- **Exercise brief**
From the entries below, pull out each line where "Измененная" appears.

- **Dataset records**

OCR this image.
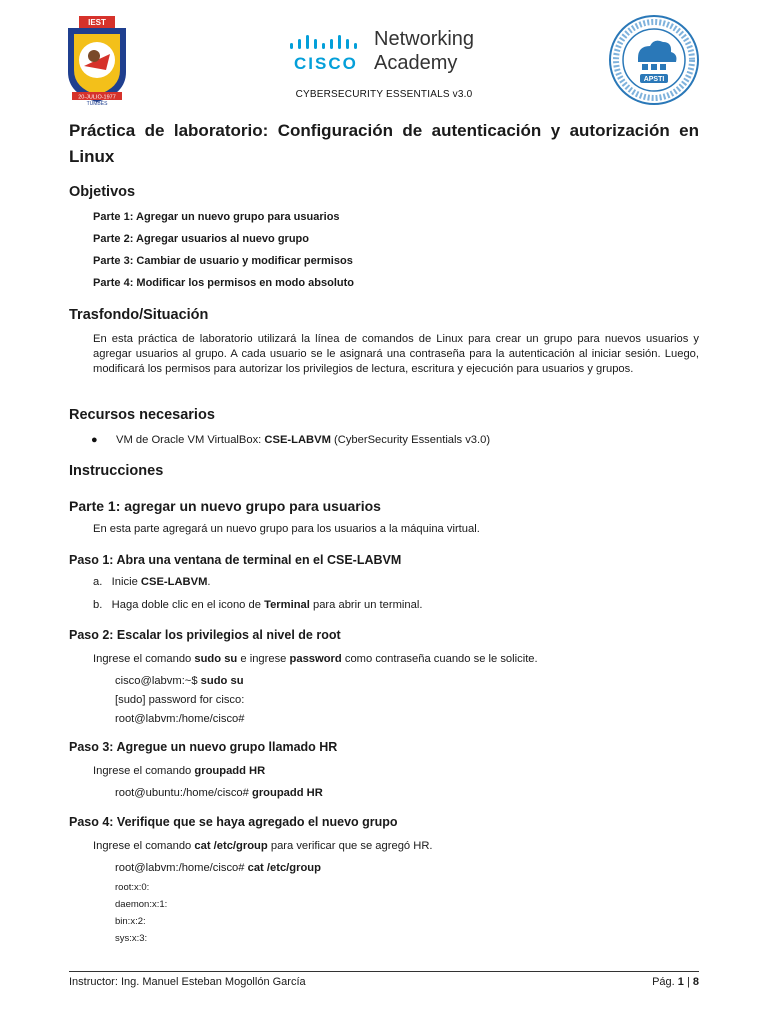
IEST
20-JULIO-1977
TUMBES
CISCO
Networking
Academy
CYBERSECURITY ESSENTIALS v3.0
APSTI
Práctica de laboratorio: Configuración de autenticación y autorización en Linux
Objetivos
Parte 1: Agregar un nuevo grupo para usuarios
Parte 2: Agregar usuarios al nuevo grupo
Parte 3: Cambiar de usuario y modificar permisos
Parte 4: Modificar los permisos en modo absoluto
Trasfondo/Situación
En esta práctica de laboratorio utilizará la línea de comandos de Linux para crear un grupo para nuevos usuarios y agregar usuarios al grupo. A cada usuario se le asignará una contraseña para la autenticación al iniciar sesión. Luego, modificará los permisos para autorizar los privilegios de lectura, escritura y ejecución para usuarios y grupos.
Recursos necesarios
● VM de Oracle VM VirtualBox: CSE-LABVM (CyberSecurity Essentials v3.0)
Instrucciones
Parte 1: agregar un nuevo grupo para usuarios
En esta parte agregará un nuevo grupo para los usuarios a la máquina virtual.
Paso 1: Abra una ventana de terminal en el CSE-LABVM
a. Inicie CSE-LABVM.
b. Haga doble clic en el icono de Terminal para abrir un terminal.
Paso 2: Escalar los privilegios al nivel de root
Ingrese el comando sudo su e ingrese password como contraseña cuando se le solicite.
cisco@labvm:~$ sudo su
[sudo] password for cisco:
root@labvm:/home/cisco#
Paso 3: Agregue un nuevo grupo llamado HR
Ingrese el comando groupadd HR
root@ubuntu:/home/cisco# groupadd HR
Paso 4: Verifique que se haya agregado el nuevo grupo
Ingrese el comando cat /etc/group para verificar que se agregó HR.
root@labvm:/home/cisco# cat /etc/group
root:x:0:
daemon:x:1:
bin:x:2:
sys:x:3:
Instructor: Ing. Manuel Esteban Mogollón García	Pág. 1 | 8
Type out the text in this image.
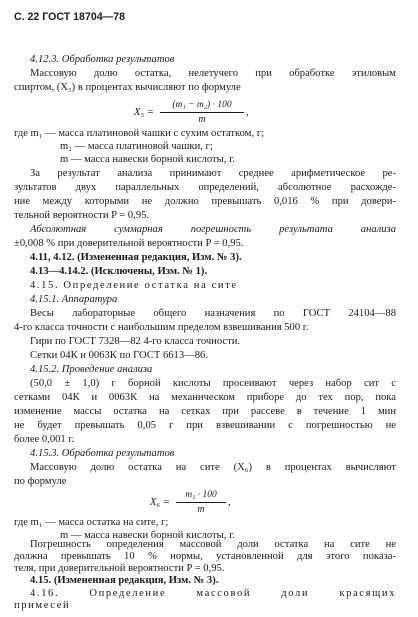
С. 22 ГОСТ 18704—78
4.12.3. Обработка результатов
Массовую долю остатка, нелетучего при обработке этиловым
спиртом, (X₅) в процентах вычисляют по формуле
$X_5 = \frac{\text{(m₁ − m₂) · 100}}{m}$ ,
где m₁ — масса платиновой чашки с сухим остатком, г;
m₂ — масса платиновой чашки, г;
m — масса навески борной кислоты, г.
За результат анализа принимают среднее арифметическое ре-
зультатов двух параллельных определений, абсолютное расхожде-
ние между которыми не должно превышать 0,016 % при довери-
тельной вероятности P = 0,95.
Абсолютная суммарная погрешность результата анализа
±0,008 % при доверительной вероятности P = 0,95.
4.11, 4.12. (Измененная редакция, Изм. № 3).
4.13—4.14.2. (Исключены, Изм. № 1).
4.15. Определение остатка на сите
4.15.1. Аппаратура
Весы лабораторные общего назначения по ГОСТ 24104—88
4-го класса точности с наибольшим пределом взвешивания 500 г.
Гири по ГОСТ 7328—82 4-го класса точности.
Сетки 04К и 0063К по ГОСТ 6613—86.
4.15.2. Проведение анализа
(50,0 ± 1,0) г борной кислоты просеивают через набор сит с
сетками 04К и 0063К на механическом приборе до тех пор, пока
изменение массы остатка на сетках при рассеве в течение 1 мин
не будет превышать 0,05 г при взвешивании с погрешностью не
более 0,001 г.
4.15.3. Обработка результатов
Массовую долю остатка на сите (X₆) в процентах вычисляют
по формуле
$X_6 = \frac{\text{m₁ · 100}}{m}$ ,
где m₁ — масса остатка на сите, г;
m — масса навески борной кислоты, г.
Погрешность определения массовой доли остатка на сите не
должна превышать 10 % нормы, установленной для этого показа-
теля, при доверительной вероятности P = 0,95.
4.15. (Измененная редакция, Изм. № 3).
4.16. Определение массовой доли красящих
примесей
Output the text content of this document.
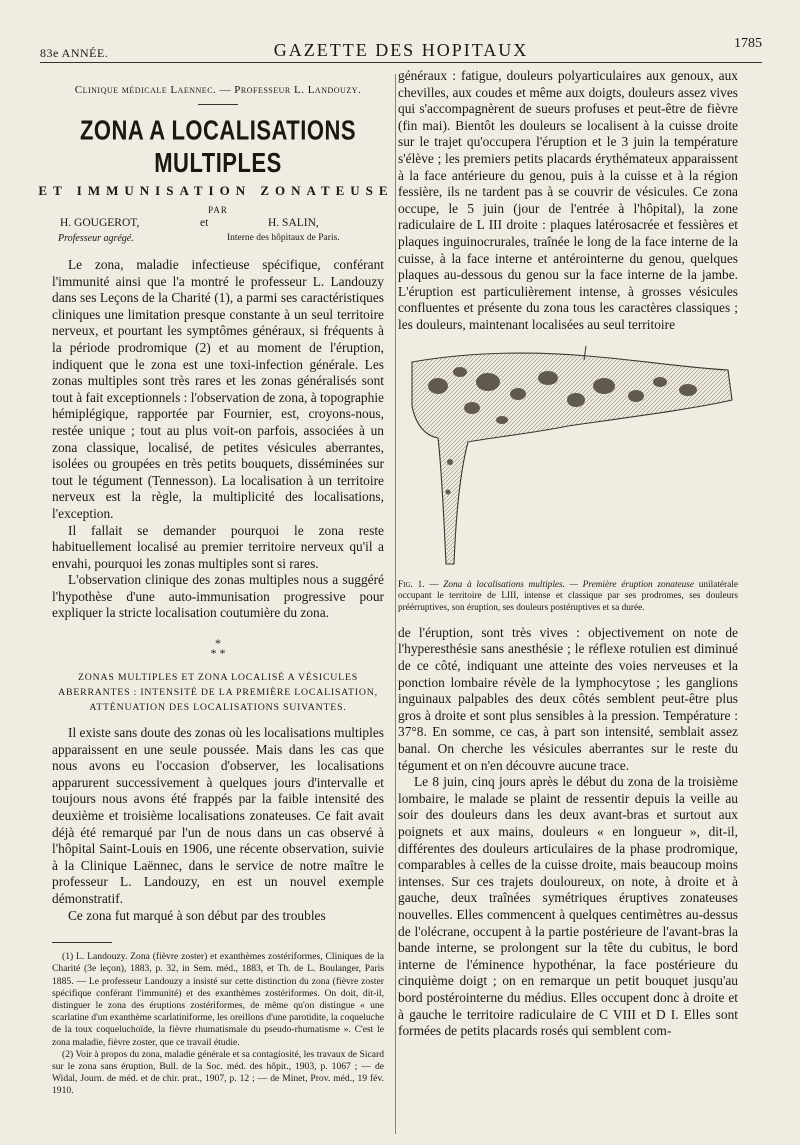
83e ANNÉE.	GAZETTE DES HOPITAUX	1785
Clinique médicale Laennec. — Professeur L. Landouzy.
ZONA A LOCALISATIONS MULTIPLES
ET IMMUNISATION ZONATEUSE
PAR
H. GOUGEROT,	et	H. SALIN,
Professeur agrégé.	Interne des hôpitaux de Paris.

Le zona, maladie infectieuse spécifique, conférant l'immunité ainsi que l'a montré le professeur L. Landouzy dans ses Leçons de la Charité (1), a parmi ses caractéristiques cliniques une limitation presque constante à un seul territoire nerveux, et pourtant les symptômes généraux, si fréquents à la période prodromique (2) et au moment de l'éruption, indiquent que le zona est une toxi-infection générale. Les zonas multiples sont très rares et les zonas généralisés sont tout à fait exceptionnels : l'observation de zona, à topographie hémiplégique, rapportée par Fournier, est, croyons-nous, restée unique ; tout au plus voit-on parfois, associées à un zona classique, localisé, de petites vésicules aberrantes, isolées ou groupées en très petits bouquets, disséminées sur tout le tégument (Tennesson). La localisation à un territoire nerveux est la règle, la multiplicité des localisations, l'exception.

Il fallait se demander pourquoi le zona reste habituellement localisé au premier territoire nerveux qu'il a envahi, pourquoi les zonas multiples sont si rares.

L'observation clinique des zonas multiples nous a suggéré l'hypothèse d'une auto-immunisation progressive pour expliquer la stricte localisation coutumière du zona.

*
* *
ZONAS MULTIPLES ET ZONA LOCALISÉ A VÉSICULES ABERRANTES : INTENSITÉ DE LA PREMIÈRE LOCALISATION, ATTÉNUATION DES LOCALISATIONS SUIVANTES.

Il existe sans doute des zonas où les localisations multiples apparaissent en une seule poussée. Mais dans les cas que nous avons eu l'occasion d'observer, les localisations apparurent successivement à quelques jours d'intervalle et toujours nous avons été frappés par la faible intensité des deuxième et troisième localisations zonateuses. Ce fait avait déjà été remarqué par l'un de nous dans un cas observé à l'hôpital Saint-Louis en 1906, une récente observation, suivie à la Clinique Laënnec, dans le service de notre maître le professeur L. Landouzy, en est un nouvel exemple démonstratif.

Ce zona fut marqué à son début par des troubles

(1) L. Landouzy. Zona (fièvre zoster) et exanthèmes zostériformes, Cliniques de la Charité (3e leçon), 1883, p. 32, in Sem. méd., 1883, et Th. de L. Boulanger, Paris 1885. — Le professeur Landouzy a insisté sur cette distinction du zona (fièvre zoster spécifique conférant l'immunité) et des exanthèmes zostériformes. On doit, dit-il, distinguer le zona des éruptions zostériformes, de même qu'on distingue « une scarlatine d'un exanthème scarlatiniforme, les oreillons d'une parotidite, la coqueluche de la toux coqueluchoïde, la fièvre rhumatismale du pseudo-rhumatisme ». C'est le zona maladie, fièvre zoster, que ce travail étudie.

(2) Voir à propos du zona, maladie générale et sa contagiosité, les travaux de Sicard sur le zona sans éruption, Bull. de la Soc. méd. des hôpit., 1903, p. 1067 ; — de Widal, Journ. de méd. et de chir. prat., 1907, p. 12 ; — de Minet, Prov. méd., 19 fév. 1910.

généraux : fatigue, douleurs polyarticulaires aux genoux, aux chevilles, aux coudes et même aux doigts, douleurs assez vives qui s'accompagnèrent de sueurs profuses et peut-être de fièvre (fin mai). Bientôt les douleurs se localisent à la cuisse droite sur le trajet qu'occupera l'éruption et le 3 juin la température s'élève ; les premiers petits placards érythémateux apparaissent à la face antérieure du genou, puis à la cuisse et à la région fessière, ils ne tardent pas à se couvrir de vésicules. Ce zona occupe, le 5 juin (jour de l'entrée à l'hôpital), la zone radiculaire de L III droite : plaques latérosacrée et fessières et plaques inguinocrurales, traînée le long de la face interne de la cuisse, à la face interne et antérointerne du genou, quelques plaques au-dessous du genou sur la face interne de la jambe. L'éruption est particulièrement intense, à grosses vésicules confluentes et présente du zona tous les caractères classiques ; les douleurs, maintenant localisées au seul territoire

Fig. 1. — Zona à localisations multiples. — Première éruption zonateuse unilatérale occupant le territoire de LIII, intense et classique par ses prodromes, ses douleurs préérruptives, son éruption, ses douleurs postéruptives et sa durée.

de l'éruption, sont très vives : objectivement on note de l'hyperesthésie sans anesthésie ; le réflexe rotulien est diminué de ce côté, indiquant une atteinte des voies nerveuses et la ponction lombaire révèle de la lymphocytose ; les ganglions inguinaux palpables des deux côtés semblent peut-être plus gros à droite et sont plus sensibles à la pression. Température : 37°8. En somme, ce cas, à part son intensité, semblait assez banal. On cherche les vésicules aberrantes sur le reste du tégument et on n'en découvre aucune trace.

Le 8 juin, cinq jours après le début du zona de la troisième lombaire, le malade se plaint de ressentir depuis la veille au soir des douleurs dans les deux avant-bras et surtout aux poignets et aux mains, douleurs « en longueur », dit-il, différentes des douleurs articulaires de la phase prodromique, comparables à celles de la cuisse droite, mais beaucoup moins intenses. Sur ces trajets douloureux, on note, à droite et à gauche, deux traînées symétriques éruptives zonateuses nouvelles. Elles commencent à quelques centimètres au-dessus de l'olécrane, occupent à la partie postérieure de l'avant-bras la bande interne, se prolongent sur la tête du cubitus, le bord interne de l'éminence hypothénar, la face postérieure du cinquième doigt ; on en remarque un petit bouquet jusqu'au bord postérointerne du médius. Elles occupent donc à droite et à gauche le territoire radiculaire de C VIII et D I. Elles sont formées de petits placards rosés qui semblent com-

- **The reply**
4.11, 4.12. (Измененная редакция, Изм. № 3).
4.15. (Измененная редакция, Изм. № 3).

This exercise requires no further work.